**Challenge 1**
From the article on John Leslie, list every television program that he is said to have presented or hosted.
**Challenge 2**
Write the next part of the article on John Leslie, continuing from its final sentence.

John Leslie (born John Leslie Stott; 22 February 1965) is a Scottish former television and radio presenter. Debuting on the Music Box channel in 1987, he later presented BBC One's Blue Peter, and ITV's This Morning and the gameshow Wheel of Fortune. He was also the studio host for the first series of the UK version of Survivor.

Personal life
John Leslie Stott was born in Edinburgh, the brother of Grant Stott. He attended Liberton High School and James Gillespie's High School. He spent his early years in the church choir, studied music on leaving school, and worked as a DJ in Copenhagen. His first television work was on Yorkshire Television, when he hosted Music Box's all-night music show, Formula One which was the English language version of the German TV music show which was shown on Super Channel and in some ITV regions in 1987 and 1988 where he would link music performances from the German original from a UK studio, in 1989. Prior to his television career he worked as a DJ in nightclubs in Edinburgh and Newcastle, becoming resident DJ at the Blu Bambu club.

Leslie had a widely publicised relationship with nurse Abi Titmuss, who became a star in her own right when a video Leslie filmed of her having sex with another woman was leaked.

Football
Leslie is also known for his affinity for football. He played in goal for the Scottish team in the Celebrity World Cup Soccer Six tournament, which took place on 14 May 2006 at St Andrew's, the home of Birmingham City. He is a supporter of Hibernian.

Television

Blue Peter
On 20 April 1989, Leslie became Blue Peters first Scottish presenter, and also the tallest at 1.93 m (6' 4"). He was the second Blue Peter presenter to take part in the London Marathon, following Peter Duncan. He finished in four hours, thirty-six minutes.

**Given information**

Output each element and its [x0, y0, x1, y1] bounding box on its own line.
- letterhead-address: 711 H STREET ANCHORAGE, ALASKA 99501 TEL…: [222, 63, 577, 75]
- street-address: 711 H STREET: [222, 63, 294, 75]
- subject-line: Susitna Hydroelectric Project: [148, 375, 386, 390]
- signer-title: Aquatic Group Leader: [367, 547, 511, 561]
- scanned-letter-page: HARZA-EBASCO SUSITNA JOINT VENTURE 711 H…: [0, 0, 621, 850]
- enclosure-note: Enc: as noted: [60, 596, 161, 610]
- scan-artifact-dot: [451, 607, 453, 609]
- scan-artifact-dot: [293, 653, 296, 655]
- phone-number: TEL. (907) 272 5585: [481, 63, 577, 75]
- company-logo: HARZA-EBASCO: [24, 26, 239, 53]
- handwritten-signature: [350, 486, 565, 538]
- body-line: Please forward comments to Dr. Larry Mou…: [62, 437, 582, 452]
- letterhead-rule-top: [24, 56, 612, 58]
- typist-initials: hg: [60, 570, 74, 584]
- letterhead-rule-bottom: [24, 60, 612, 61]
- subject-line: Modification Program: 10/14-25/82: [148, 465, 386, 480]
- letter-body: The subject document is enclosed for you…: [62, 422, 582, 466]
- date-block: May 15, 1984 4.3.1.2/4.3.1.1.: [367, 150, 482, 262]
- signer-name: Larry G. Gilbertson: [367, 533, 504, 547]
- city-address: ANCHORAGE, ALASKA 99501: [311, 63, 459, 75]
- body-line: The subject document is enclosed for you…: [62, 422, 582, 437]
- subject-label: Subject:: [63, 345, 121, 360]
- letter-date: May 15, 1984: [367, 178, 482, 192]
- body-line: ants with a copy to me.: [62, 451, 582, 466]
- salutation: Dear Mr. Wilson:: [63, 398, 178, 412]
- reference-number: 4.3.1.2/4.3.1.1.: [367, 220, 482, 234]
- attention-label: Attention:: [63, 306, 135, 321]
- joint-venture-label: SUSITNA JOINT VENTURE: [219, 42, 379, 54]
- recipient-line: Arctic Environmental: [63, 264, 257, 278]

**Task answer 1**
- Formula One
- Blue Peter
- This Morning
- Wheel of Fortune
- Survivor (first series of the UK version)

**Task answer 2**
On his last show he was set John's Final Challenge which involved abseiling down BBC Television Centre, completing a velcro and wheelbarrow obstacle course, then trampolining and conducting an orchestra in the studio. Leslie presented Blue Peter with Caron Keating, Yvette Fielding, Diane-Louise Jordan, Anthea Turner and Tim Vincent.

Wheel of Fortune
Leslie succeeded Bradley Walsh as the main presenter of the British version of Wheel of Fortune. He was succeeded in 2001 by Paul Hendy. That year, he turned up on Lily Savage's Blankety Blank.

This Morning
From series 11 in 1999 Leslie, alongside Fern Britton, was a regular presenter of the Friday edition. When Richard Madeley and Judy Finnigan departed the show in 2001, they were replaced by Coleen Nolan and Twiggy, with Britton and Leslie remaining on Fridays. However, Nolan and Twiggy proved less popular with viewers, so Britton and Leslie took on the full job of presenting the show, bringing the ratings back up to around one million. In 2002, after allegations of sexual offences were made in the press against Leslie, he was dismissed from the programme and replaced by Phillip Schofield from Mondays to Thursdays and by Eamonn Holmes on Fridays (with Ruth Langsford).

Music and radio
In December 2003, Leslie appeared in the music video for the Christmas single "Proper Crimbo", released by Bo' Selecta! creator Leigh Francis, alongside Matthew Wright in a spoof of their presumed rivalry.

In November 2012, John Leslie began to present Friday's Drivetime show on 98.8 Castle FM, hoping to revive his career as a radio DJ. In March 2013, Leslie was among the Castle FM presenters who walked out in a disagreement with their management, only to be locked out when they tried to return. By the end of the year, the radio station had become automated, with no presenters.

On 28 March 2014, it was announced that Leslie would begin presenting his own Saturday (10:00 to 14:00) radio show across the Scottish Bauer Radio AM network, debuting the following day.

Allegations
In October 2002, Ulrika Jonsson had written in her autobiography, Honest, that "an acquaintance" had raped her when she was 19. Amid media speculation, television presenter Matthew Wright mistakenly named Leslie as the alleged predator on The Wright Stuff. Jonsson has never said whether the correct person was named, and Leslie was never charged for offences against Jonsson. Wright has since apologised to Leslie and said he named him in error. Despite this, the story was widely covered in the tabloids.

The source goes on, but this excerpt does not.